◆ Excerpted data ◆
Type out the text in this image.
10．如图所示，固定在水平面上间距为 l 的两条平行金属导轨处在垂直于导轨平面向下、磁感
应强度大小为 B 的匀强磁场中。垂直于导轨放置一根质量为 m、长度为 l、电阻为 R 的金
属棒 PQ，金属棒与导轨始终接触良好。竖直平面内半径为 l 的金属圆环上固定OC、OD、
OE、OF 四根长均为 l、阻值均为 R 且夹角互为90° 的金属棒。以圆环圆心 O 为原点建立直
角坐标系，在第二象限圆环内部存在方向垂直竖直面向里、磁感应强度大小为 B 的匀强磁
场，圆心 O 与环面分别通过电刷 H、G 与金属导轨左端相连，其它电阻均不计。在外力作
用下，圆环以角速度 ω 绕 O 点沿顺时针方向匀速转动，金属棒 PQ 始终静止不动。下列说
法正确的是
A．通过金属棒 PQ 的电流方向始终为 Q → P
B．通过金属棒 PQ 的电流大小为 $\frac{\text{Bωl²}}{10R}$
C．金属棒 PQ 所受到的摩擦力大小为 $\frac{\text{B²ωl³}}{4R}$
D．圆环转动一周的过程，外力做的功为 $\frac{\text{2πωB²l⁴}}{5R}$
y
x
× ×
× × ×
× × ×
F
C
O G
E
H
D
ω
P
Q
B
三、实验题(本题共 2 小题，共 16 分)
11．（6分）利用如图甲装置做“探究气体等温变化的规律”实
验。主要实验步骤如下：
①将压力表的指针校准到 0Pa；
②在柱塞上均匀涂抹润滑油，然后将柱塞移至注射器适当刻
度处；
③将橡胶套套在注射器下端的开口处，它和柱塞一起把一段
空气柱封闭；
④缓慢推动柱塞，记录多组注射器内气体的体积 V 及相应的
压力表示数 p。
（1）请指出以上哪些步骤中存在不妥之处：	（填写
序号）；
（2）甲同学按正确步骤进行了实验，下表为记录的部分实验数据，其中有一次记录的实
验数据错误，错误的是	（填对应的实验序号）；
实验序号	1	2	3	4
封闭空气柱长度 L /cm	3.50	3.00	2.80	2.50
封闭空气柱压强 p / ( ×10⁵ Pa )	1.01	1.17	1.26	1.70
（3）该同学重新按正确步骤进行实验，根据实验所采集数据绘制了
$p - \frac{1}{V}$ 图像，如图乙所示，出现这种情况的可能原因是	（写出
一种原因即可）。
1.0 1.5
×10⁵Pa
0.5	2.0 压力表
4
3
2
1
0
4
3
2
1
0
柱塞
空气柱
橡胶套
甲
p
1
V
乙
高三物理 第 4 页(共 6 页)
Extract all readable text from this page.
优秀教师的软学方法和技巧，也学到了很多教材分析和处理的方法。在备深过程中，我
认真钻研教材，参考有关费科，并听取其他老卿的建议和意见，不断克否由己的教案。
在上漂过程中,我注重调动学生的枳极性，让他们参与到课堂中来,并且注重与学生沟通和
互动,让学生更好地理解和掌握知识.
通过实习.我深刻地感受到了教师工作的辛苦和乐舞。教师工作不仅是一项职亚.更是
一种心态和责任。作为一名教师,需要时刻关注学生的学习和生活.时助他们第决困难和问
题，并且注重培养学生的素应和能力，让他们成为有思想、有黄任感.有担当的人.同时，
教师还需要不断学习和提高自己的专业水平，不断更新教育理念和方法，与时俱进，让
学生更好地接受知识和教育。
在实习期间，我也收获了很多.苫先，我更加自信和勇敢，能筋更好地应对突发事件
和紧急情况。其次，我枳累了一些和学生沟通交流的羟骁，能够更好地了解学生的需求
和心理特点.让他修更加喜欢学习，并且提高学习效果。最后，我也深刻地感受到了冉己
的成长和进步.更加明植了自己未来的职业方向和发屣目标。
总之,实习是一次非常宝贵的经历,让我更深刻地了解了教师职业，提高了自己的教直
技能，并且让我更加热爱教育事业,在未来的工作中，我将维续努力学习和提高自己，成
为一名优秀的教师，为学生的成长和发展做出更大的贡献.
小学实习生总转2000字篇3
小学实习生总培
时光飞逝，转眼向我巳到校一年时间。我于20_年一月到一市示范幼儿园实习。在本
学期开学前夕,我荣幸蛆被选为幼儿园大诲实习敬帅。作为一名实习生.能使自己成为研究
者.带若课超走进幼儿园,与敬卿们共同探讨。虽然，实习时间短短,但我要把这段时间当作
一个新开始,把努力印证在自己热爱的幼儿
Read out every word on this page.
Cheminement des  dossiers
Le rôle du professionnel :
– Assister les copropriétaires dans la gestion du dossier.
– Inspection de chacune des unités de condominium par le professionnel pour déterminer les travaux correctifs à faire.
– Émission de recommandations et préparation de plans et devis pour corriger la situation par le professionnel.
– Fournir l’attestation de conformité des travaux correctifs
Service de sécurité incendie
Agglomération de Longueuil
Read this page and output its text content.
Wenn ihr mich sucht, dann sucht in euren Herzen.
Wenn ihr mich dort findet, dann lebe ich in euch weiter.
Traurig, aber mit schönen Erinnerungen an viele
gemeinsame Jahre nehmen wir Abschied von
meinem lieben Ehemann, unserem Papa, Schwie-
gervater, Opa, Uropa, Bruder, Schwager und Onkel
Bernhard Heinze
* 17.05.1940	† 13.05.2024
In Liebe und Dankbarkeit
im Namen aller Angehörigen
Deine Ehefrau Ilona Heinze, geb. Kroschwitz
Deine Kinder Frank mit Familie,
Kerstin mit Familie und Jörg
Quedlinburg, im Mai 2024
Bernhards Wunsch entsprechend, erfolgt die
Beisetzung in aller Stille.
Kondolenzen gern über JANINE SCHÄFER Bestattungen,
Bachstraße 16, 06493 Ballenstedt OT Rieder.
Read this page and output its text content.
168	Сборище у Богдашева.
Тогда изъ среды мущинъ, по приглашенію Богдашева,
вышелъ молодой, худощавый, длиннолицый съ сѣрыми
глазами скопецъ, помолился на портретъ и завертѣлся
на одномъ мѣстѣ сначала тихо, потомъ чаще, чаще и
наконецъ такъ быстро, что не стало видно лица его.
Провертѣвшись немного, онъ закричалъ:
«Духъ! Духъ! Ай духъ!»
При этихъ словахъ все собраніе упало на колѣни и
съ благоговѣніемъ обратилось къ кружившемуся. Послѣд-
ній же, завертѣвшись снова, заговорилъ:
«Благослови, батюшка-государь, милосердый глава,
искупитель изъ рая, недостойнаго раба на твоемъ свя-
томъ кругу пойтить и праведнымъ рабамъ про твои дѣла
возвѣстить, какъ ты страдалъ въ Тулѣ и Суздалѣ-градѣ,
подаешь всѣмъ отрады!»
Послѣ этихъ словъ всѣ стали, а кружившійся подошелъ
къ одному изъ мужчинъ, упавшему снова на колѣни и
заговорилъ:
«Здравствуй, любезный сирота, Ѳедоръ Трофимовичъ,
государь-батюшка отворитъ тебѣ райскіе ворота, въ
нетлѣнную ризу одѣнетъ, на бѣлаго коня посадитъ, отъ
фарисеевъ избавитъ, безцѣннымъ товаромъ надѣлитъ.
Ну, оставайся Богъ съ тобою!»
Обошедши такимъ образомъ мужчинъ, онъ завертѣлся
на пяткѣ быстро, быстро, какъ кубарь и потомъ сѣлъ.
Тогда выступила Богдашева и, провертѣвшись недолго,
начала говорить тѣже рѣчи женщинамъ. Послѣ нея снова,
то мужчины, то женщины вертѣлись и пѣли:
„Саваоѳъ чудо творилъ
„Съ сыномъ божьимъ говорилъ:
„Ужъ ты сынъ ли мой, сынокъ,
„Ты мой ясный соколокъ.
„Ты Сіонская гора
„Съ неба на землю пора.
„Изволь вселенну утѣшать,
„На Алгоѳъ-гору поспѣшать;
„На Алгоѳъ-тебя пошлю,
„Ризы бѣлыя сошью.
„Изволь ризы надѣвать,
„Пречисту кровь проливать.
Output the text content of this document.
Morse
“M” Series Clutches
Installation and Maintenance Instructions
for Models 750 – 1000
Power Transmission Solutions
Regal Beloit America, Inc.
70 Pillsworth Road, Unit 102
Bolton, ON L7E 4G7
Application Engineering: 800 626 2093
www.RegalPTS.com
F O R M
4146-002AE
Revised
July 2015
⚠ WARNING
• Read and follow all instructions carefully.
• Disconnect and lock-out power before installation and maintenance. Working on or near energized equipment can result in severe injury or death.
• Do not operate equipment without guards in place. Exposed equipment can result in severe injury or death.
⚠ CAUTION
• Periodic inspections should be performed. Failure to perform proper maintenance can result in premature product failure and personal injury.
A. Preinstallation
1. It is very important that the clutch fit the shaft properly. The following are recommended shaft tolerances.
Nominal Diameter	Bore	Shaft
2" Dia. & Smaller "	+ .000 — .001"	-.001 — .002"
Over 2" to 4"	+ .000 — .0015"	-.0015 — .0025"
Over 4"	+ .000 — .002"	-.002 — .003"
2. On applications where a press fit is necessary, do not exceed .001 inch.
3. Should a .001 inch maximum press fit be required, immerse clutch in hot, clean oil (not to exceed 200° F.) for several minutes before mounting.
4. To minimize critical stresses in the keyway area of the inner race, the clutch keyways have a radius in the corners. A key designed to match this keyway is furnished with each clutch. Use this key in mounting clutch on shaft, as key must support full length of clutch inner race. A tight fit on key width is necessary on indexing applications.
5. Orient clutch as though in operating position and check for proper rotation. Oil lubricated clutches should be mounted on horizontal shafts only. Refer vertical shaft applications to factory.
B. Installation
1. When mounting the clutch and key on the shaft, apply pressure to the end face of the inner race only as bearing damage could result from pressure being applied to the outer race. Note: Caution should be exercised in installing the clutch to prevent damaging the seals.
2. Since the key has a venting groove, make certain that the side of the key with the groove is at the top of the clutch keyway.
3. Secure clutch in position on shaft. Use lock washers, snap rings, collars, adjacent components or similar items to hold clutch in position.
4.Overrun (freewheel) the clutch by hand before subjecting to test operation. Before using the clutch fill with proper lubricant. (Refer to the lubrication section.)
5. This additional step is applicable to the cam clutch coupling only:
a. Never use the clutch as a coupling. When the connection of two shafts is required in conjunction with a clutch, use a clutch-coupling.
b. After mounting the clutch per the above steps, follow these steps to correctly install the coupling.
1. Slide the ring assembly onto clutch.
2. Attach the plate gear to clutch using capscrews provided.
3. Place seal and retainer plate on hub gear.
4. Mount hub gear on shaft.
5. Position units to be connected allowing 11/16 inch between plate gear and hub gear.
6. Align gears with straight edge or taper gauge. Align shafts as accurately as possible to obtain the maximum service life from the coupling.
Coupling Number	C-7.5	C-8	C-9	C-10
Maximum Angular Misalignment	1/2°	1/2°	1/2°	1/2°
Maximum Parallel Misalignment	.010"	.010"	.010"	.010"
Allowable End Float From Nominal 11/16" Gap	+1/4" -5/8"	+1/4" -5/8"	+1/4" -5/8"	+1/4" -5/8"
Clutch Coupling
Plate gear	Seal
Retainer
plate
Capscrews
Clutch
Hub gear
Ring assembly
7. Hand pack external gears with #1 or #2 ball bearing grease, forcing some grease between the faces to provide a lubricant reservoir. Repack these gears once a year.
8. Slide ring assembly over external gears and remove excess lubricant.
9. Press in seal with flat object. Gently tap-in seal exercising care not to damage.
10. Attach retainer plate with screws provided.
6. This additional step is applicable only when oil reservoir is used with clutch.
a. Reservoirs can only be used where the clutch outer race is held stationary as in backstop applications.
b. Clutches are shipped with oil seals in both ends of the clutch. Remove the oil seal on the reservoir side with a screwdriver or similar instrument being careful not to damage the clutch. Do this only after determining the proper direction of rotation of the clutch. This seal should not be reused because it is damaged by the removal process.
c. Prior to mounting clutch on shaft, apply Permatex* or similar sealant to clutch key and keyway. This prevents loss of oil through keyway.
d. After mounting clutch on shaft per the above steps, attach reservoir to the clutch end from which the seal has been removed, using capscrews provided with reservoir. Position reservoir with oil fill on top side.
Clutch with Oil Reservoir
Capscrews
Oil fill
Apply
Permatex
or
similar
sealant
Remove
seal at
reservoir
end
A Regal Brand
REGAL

◆ The request ◆
Find all lines where the word "мужчинъ" appears. Copy them.

◆ Exercise output ◆
къ одному изъ мужчинъ, упавшему снова на колѣни и
Обошедши такимъ образомъ мужчинъ, онъ завертѣлся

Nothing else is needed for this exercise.